■ TO DO ■
Reproduce the material in full, exactly as written.
>>
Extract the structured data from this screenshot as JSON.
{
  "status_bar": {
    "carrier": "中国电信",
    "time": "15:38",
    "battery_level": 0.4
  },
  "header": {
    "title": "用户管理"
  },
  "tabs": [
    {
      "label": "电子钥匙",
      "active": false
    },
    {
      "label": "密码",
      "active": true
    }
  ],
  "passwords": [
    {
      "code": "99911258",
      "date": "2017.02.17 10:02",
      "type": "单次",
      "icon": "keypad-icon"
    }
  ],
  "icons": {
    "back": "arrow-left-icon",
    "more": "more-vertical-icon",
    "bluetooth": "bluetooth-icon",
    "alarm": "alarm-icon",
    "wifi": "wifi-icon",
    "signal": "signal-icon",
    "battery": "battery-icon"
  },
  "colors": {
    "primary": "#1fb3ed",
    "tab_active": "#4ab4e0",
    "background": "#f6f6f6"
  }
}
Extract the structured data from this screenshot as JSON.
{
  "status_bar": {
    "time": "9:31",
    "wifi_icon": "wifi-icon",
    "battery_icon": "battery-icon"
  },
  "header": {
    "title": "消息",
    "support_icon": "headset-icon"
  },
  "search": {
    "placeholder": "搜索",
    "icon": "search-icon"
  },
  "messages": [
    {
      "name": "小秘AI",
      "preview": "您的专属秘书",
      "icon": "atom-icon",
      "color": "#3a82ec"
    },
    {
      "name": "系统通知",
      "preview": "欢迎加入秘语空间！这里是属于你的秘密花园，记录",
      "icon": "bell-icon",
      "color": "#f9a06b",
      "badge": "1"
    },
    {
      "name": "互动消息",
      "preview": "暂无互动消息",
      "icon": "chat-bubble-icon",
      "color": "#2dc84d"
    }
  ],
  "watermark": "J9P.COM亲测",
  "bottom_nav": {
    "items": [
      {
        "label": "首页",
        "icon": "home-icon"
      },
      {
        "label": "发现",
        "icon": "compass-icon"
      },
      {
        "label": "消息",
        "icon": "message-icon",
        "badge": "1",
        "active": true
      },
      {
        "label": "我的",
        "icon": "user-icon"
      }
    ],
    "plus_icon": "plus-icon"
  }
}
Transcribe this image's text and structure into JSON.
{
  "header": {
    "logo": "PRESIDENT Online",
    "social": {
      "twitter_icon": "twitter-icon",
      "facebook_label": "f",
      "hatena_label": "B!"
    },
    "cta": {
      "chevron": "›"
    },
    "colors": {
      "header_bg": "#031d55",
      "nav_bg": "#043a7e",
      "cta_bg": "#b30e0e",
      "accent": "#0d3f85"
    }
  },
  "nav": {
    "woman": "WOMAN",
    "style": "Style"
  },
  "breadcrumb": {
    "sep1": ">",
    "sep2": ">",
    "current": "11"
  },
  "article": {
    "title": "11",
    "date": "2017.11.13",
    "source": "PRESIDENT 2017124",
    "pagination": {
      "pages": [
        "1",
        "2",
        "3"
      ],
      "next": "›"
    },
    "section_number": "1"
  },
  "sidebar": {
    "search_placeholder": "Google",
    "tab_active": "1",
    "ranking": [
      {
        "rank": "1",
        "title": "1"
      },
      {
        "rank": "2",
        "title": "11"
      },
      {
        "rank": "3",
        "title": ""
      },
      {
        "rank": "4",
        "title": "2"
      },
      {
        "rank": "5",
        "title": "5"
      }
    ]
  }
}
<<
■ TASK OUTPUT ■
Extract the structured data from this screenshot as JSON.
{
  "status_bar": {
    "carrier": "中国电信",
    "time": "15:38",
    "battery_level": 0.4
  },
  "header": {
    "title": "用户管理"
  },
  "tabs": [
    {
      "label": "电子钥匙",
      "active": false
    },
    {
      "label": "密码",
      "active": true
    }
  ],
  "passwords": [
    {
      "code": "99911258",
      "date": "2017.02.17 10:02",
      "type": "单次",
      "icon": "keypad-icon"
    }
  ],
  "icons": {
    "back": "arrow-left-icon",
    "more": "more-vertical-icon",
    "bluetooth": "bluetooth-icon",
    "alarm": "alarm-icon",
    "wifi": "wifi-icon",
    "signal": "signal-icon",
    "battery": "battery-icon"
  },
  "colors": {
    "primary": "#1fb3ed",
    "tab_active": "#4ab4e0",
    "background": "#f6f6f6"
  }
}
Extract the structured data from this screenshot as JSON.
{
  "status_bar": {
    "time": "9:31",
    "wifi_icon": "wifi-icon",
    "battery_icon": "battery-icon"
  },
  "header": {
    "title": "消息",
    "support_icon": "headset-icon"
  },
  "search": {
    "placeholder": "搜索",
    "icon": "search-icon"
  },
  "messages": [
    {
      "name": "小秘AI",
      "preview": "您的专属秘书",
      "icon": "atom-icon",
      "color": "#3a82ec"
    },
    {
      "name": "系统通知",
      "preview": "欢迎加入秘语空间！这里是属于你的秘密花园，记录",
      "icon": "bell-icon",
      "color": "#f9a06b",
      "badge": "1"
    },
    {
      "name": "互动消息",
      "preview": "暂无互动消息",
      "icon": "chat-bubble-icon",
      "color": "#2dc84d"
    }
  ],
  "watermark": "J9P.COM亲测",
  "bottom_nav": {
    "items": [
      {
        "label": "首页",
        "icon": "home-icon"
      },
      {
        "label": "发现",
        "icon": "compass-icon"
      },
      {
        "label": "消息",
        "icon": "message-icon",
        "badge": "1",
        "active": true
      },
      {
        "label": "我的",
        "icon": "user-icon"
      }
    ],
    "plus_icon": "plus-icon"
  }
}
Transcribe this image's text and structure into JSON.
{
  "header": {
    "logo": "PRESIDENT Online",
    "social": {
      "twitter_icon": "twitter-icon",
      "facebook_label": "f",
      "hatena_label": "B!"
    },
    "cta": {
      "chevron": "›"
    },
    "colors": {
      "header_bg": "#031d55",
      "nav_bg": "#043a7e",
      "cta_bg": "#b30e0e",
      "accent": "#0d3f85"
    }
  },
  "nav": {
    "woman": "WOMAN",
    "style": "Style"
  },
  "breadcrumb": {
    "sep1": ">",
    "sep2": ">",
    "current": "11"
  },
  "article": {
    "title": "11",
    "date": "2017.11.13",
    "source": "PRESIDENT 2017124",
    "pagination": {
      "pages": [
        "1",
        "2",
        "3"
      ],
      "next": "›"
    },
    "section_number": "1"
  },
  "sidebar": {
    "search_placeholder": "Google",
    "tab_active": "1",
    "ranking": [
      {
        "rank": "1",
        "title": "1"
      },
      {
        "rank": "2",
        "title": "11"
      },
      {
        "rank": "3",
        "title": ""
      },
      {
        "rank": "4",
        "title": "2"
      },
      {
        "rank": "5",
        "title": "5"
      }
    ]
  }
}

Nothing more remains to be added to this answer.